Data records:
-- -- --
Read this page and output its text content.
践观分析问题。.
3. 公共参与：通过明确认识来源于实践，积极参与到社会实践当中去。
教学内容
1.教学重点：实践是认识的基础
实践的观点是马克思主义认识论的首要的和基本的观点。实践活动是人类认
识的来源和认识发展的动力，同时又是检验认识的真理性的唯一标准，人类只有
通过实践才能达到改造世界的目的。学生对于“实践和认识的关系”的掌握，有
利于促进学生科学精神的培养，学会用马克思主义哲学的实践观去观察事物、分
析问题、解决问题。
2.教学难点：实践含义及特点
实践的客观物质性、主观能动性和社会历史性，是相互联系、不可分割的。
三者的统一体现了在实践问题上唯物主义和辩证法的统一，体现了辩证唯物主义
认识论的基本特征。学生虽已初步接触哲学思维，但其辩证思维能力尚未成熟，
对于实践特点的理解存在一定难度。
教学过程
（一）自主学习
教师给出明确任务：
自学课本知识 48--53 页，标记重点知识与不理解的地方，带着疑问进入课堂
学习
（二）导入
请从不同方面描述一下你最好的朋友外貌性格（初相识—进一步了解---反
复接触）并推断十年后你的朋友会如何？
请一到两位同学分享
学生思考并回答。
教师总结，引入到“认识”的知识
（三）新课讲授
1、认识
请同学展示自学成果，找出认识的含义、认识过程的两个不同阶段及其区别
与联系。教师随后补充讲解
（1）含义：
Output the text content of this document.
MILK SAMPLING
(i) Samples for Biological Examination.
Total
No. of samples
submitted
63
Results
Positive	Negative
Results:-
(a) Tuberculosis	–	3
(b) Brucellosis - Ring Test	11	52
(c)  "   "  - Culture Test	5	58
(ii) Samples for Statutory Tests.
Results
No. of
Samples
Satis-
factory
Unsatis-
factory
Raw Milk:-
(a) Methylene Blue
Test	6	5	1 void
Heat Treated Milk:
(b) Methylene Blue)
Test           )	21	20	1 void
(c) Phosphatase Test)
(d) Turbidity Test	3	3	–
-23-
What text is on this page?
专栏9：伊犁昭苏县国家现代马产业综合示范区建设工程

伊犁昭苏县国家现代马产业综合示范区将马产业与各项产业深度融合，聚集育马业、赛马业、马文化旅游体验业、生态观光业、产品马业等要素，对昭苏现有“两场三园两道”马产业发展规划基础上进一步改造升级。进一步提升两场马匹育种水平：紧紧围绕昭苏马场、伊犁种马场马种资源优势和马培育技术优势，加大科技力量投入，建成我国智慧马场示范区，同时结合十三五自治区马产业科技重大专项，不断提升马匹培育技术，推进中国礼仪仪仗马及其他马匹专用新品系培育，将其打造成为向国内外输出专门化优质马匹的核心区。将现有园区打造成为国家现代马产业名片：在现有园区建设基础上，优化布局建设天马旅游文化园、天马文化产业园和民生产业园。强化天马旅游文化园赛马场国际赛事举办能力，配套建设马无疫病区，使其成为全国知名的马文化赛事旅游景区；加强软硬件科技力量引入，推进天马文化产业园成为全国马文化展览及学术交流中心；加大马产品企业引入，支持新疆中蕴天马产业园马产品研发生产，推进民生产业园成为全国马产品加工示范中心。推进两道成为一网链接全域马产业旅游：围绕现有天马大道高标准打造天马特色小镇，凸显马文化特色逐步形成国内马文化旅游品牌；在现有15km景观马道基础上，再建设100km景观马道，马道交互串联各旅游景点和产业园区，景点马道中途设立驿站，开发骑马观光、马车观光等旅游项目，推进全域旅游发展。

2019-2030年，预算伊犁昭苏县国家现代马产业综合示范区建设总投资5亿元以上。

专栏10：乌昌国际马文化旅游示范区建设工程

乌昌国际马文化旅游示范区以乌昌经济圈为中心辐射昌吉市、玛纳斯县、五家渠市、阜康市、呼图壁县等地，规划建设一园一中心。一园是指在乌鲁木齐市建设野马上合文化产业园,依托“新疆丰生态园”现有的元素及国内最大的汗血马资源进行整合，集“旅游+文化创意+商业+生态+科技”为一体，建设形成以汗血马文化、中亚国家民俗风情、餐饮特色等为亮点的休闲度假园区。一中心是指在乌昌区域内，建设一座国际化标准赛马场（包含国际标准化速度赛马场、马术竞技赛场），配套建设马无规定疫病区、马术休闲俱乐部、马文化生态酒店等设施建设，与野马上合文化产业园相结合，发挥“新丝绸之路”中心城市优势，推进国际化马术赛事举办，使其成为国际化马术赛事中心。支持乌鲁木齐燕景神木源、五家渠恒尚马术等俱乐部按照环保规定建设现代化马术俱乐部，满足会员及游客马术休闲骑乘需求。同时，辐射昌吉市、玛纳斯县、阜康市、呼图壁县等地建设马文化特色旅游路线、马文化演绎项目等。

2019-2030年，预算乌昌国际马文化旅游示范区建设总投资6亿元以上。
-- -- --
TASK STATEMENT: Which lines include the word "page"? Copy every one of them.

SOLVED PROBLEM:
Read this page and output its text content.
What text is on this page?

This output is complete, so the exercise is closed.